WHAT TO DO.
In full and without deviation, write out the entries that follow.

TASK MATERIAL.
----------
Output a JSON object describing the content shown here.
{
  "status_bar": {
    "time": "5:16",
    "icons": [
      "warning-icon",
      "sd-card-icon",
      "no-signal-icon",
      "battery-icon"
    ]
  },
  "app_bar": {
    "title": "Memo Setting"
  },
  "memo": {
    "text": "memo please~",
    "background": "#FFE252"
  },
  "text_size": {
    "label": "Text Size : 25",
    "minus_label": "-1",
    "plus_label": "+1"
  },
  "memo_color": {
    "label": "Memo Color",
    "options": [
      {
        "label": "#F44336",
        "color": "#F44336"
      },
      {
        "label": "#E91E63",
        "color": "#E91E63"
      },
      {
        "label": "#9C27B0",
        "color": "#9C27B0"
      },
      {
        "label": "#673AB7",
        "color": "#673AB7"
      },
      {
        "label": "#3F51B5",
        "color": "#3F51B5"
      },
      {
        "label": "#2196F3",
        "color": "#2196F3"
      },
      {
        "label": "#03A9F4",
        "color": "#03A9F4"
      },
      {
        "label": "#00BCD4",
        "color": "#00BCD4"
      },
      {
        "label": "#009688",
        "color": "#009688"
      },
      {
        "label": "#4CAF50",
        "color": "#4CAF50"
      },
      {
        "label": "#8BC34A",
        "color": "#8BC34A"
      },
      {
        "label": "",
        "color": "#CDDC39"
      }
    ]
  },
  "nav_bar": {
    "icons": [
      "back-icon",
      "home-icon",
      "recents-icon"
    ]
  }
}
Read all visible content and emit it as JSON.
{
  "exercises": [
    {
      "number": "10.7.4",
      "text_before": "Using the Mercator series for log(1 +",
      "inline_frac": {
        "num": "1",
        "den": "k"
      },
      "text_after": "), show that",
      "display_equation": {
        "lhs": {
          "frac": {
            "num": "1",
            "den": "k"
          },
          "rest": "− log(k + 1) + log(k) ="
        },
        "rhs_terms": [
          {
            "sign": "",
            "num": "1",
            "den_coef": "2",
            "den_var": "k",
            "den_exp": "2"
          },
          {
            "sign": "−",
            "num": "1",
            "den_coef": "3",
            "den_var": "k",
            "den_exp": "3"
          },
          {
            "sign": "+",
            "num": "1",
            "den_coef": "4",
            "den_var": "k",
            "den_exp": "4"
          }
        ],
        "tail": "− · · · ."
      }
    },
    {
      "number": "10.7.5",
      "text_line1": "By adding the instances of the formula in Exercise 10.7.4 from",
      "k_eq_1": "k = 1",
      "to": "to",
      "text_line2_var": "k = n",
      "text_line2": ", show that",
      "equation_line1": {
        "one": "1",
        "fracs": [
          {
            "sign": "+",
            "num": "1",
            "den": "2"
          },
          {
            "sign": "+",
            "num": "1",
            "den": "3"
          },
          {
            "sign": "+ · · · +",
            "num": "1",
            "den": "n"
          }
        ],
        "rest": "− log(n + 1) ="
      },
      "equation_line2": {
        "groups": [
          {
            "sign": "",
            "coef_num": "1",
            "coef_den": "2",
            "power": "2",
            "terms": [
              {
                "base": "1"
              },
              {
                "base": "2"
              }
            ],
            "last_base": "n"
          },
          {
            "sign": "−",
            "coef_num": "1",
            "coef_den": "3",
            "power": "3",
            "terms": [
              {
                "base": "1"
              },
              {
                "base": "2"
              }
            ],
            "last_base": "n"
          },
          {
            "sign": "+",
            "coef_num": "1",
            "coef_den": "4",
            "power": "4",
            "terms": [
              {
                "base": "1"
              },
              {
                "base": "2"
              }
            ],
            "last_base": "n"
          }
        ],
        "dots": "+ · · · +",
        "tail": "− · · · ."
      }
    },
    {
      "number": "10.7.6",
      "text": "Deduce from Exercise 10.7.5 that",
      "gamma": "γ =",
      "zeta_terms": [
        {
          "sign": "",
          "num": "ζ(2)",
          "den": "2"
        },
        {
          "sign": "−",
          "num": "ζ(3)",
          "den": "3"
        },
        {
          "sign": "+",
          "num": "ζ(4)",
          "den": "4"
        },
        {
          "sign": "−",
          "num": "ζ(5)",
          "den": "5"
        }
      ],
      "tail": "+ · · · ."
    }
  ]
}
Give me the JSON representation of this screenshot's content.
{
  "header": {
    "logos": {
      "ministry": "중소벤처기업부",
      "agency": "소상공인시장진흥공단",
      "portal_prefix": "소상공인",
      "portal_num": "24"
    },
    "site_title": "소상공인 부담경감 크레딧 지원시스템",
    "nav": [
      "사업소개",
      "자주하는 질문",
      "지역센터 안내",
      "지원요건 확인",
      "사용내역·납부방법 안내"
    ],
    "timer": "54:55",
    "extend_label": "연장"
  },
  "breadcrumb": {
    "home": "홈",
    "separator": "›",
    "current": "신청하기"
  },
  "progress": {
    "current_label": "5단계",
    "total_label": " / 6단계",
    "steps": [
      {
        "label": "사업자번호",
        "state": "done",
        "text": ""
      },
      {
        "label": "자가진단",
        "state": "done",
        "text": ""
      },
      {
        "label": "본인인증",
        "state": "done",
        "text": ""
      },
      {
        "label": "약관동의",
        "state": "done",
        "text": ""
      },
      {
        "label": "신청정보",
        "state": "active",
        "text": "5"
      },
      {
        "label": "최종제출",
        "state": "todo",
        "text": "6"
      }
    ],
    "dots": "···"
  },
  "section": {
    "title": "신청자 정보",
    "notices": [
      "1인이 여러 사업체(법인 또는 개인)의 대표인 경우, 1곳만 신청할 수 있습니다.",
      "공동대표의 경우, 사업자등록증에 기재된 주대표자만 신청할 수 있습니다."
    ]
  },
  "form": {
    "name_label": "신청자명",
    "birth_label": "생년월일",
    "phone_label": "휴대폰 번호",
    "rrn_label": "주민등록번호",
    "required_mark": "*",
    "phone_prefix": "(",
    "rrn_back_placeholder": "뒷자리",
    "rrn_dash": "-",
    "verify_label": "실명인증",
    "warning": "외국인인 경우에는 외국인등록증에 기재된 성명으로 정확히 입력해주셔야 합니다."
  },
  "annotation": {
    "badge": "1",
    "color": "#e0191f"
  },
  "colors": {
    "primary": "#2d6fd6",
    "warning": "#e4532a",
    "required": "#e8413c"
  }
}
----------
COMPLETE OUTPUT.
Output a JSON object describing the content shown here.
{
  "status_bar": {
    "time": "5:16",
    "icons": [
      "warning-icon",
      "sd-card-icon",
      "no-signal-icon",
      "battery-icon"
    ]
  },
  "app_bar": {
    "title": "Memo Setting"
  },
  "memo": {
    "text": "memo please~",
    "background": "#FFE252"
  },
  "text_size": {
    "label": "Text Size : 25",
    "minus_label": "-1",
    "plus_label": "+1"
  },
  "memo_color": {
    "label": "Memo Color",
    "options": [
      {
        "label": "#F44336",
        "color": "#F44336"
      },
      {
        "label": "#E91E63",
        "color": "#E91E63"
      },
      {
        "label": "#9C27B0",
        "color": "#9C27B0"
      },
      {
        "label": "#673AB7",
        "color": "#673AB7"
      },
      {
        "label": "#3F51B5",
        "color": "#3F51B5"
      },
      {
        "label": "#2196F3",
        "color": "#2196F3"
      },
      {
        "label": "#03A9F4",
        "color": "#03A9F4"
      },
      {
        "label": "#00BCD4",
        "color": "#00BCD4"
      },
      {
        "label": "#009688",
        "color": "#009688"
      },
      {
        "label": "#4CAF50",
        "color": "#4CAF50"
      },
      {
        "label": "#8BC34A",
        "color": "#8BC34A"
      },
      {
        "label": "",
        "color": "#CDDC39"
      }
    ]
  },
  "nav_bar": {
    "icons": [
      "back-icon",
      "home-icon",
      "recents-icon"
    ]
  }
}
Read all visible content and emit it as JSON.
{
  "exercises": [
    {
      "number": "10.7.4",
      "text_before": "Using the Mercator series for log(1 +",
      "inline_frac": {
        "num": "1",
        "den": "k"
      },
      "text_after": "), show that",
      "display_equation": {
        "lhs": {
          "frac": {
            "num": "1",
            "den": "k"
          },
          "rest": "− log(k + 1) + log(k) ="
        },
        "rhs_terms": [
          {
            "sign": "",
            "num": "1",
            "den_coef": "2",
            "den_var": "k",
            "den_exp": "2"
          },
          {
            "sign": "−",
            "num": "1",
            "den_coef": "3",
            "den_var": "k",
            "den_exp": "3"
          },
          {
            "sign": "+",
            "num": "1",
            "den_coef": "4",
            "den_var": "k",
            "den_exp": "4"
          }
        ],
        "tail": "− · · · ."
      }
    },
    {
      "number": "10.7.5",
      "text_line1": "By adding the instances of the formula in Exercise 10.7.4 from",
      "k_eq_1": "k = 1",
      "to": "to",
      "text_line2_var": "k = n",
      "text_line2": ", show that",
      "equation_line1": {
        "one": "1",
        "fracs": [
          {
            "sign": "+",
            "num": "1",
            "den": "2"
          },
          {
            "sign": "+",
            "num": "1",
            "den": "3"
          },
          {
            "sign": "+ · · · +",
            "num": "1",
            "den": "n"
          }
        ],
        "rest": "− log(n + 1) ="
      },
      "equation_line2": {
        "groups": [
          {
            "sign": "",
            "coef_num": "1",
            "coef_den": "2",
            "power": "2",
            "terms": [
              {
                "base": "1"
              },
              {
                "base": "2"
              }
            ],
            "last_base": "n"
          },
          {
            "sign": "−",
            "coef_num": "1",
            "coef_den": "3",
            "power": "3",
            "terms": [
              {
                "base": "1"
              },
              {
                "base": "2"
              }
            ],
            "last_base": "n"
          },
          {
            "sign": "+",
            "coef_num": "1",
            "coef_den": "4",
            "power": "4",
            "terms": [
              {
                "base": "1"
              },
              {
                "base": "2"
              }
            ],
            "last_base": "n"
          }
        ],
        "dots": "+ · · · +",
        "tail": "− · · · ."
      }
    },
    {
      "number": "10.7.6",
      "text": "Deduce from Exercise 10.7.5 that",
      "gamma": "γ =",
      "zeta_terms": [
        {
          "sign": "",
          "num": "ζ(2)",
          "den": "2"
        },
        {
          "sign": "−",
          "num": "ζ(3)",
          "den": "3"
        },
        {
          "sign": "+",
          "num": "ζ(4)",
          "den": "4"
        },
        {
          "sign": "−",
          "num": "ζ(5)",
          "den": "5"
        }
      ],
      "tail": "+ · · · ."
    }
  ]
}
Give me the JSON representation of this screenshot's content.
{
  "header": {
    "logos": {
      "ministry": "중소벤처기업부",
      "agency": "소상공인시장진흥공단",
      "portal_prefix": "소상공인",
      "portal_num": "24"
    },
    "site_title": "소상공인 부담경감 크레딧 지원시스템",
    "nav": [
      "사업소개",
      "자주하는 질문",
      "지역센터 안내",
      "지원요건 확인",
      "사용내역·납부방법 안내"
    ],
    "timer": "54:55",
    "extend_label": "연장"
  },
  "breadcrumb": {
    "home": "홈",
    "separator": "›",
    "current": "신청하기"
  },
  "progress": {
    "current_label": "5단계",
    "total_label": " / 6단계",
    "steps": [
      {
        "label": "사업자번호",
        "state": "done",
        "text": ""
      },
      {
        "label": "자가진단",
        "state": "done",
        "text": ""
      },
      {
        "label": "본인인증",
        "state": "done",
        "text": ""
      },
      {
        "label": "약관동의",
        "state": "done",
        "text": ""
      },
      {
        "label": "신청정보",
        "state": "active",
        "text": "5"
      },
      {
        "label": "최종제출",
        "state": "todo",
        "text": "6"
      }
    ],
    "dots": "···"
  },
  "section": {
    "title": "신청자 정보",
    "notices": [
      "1인이 여러 사업체(법인 또는 개인)의 대표인 경우, 1곳만 신청할 수 있습니다.",
      "공동대표의 경우, 사업자등록증에 기재된 주대표자만 신청할 수 있습니다."
    ]
  },
  "form": {
    "name_label": "신청자명",
    "birth_label": "생년월일",
    "phone_label": "휴대폰 번호",
    "rrn_label": "주민등록번호",
    "required_mark": "*",
    "phone_prefix": "(",
    "rrn_back_placeholder": "뒷자리",
    "rrn_dash": "-",
    "verify_label": "실명인증",
    "warning": "외국인인 경우에는 외국인등록증에 기재된 성명으로 정확히 입력해주셔야 합니다."
  },
  "annotation": {
    "badge": "1",
    "color": "#e0191f"
  },
  "colors": {
    "primary": "#2d6fd6",
    "warning": "#e4532a",
    "required": "#e8413c"
  }
}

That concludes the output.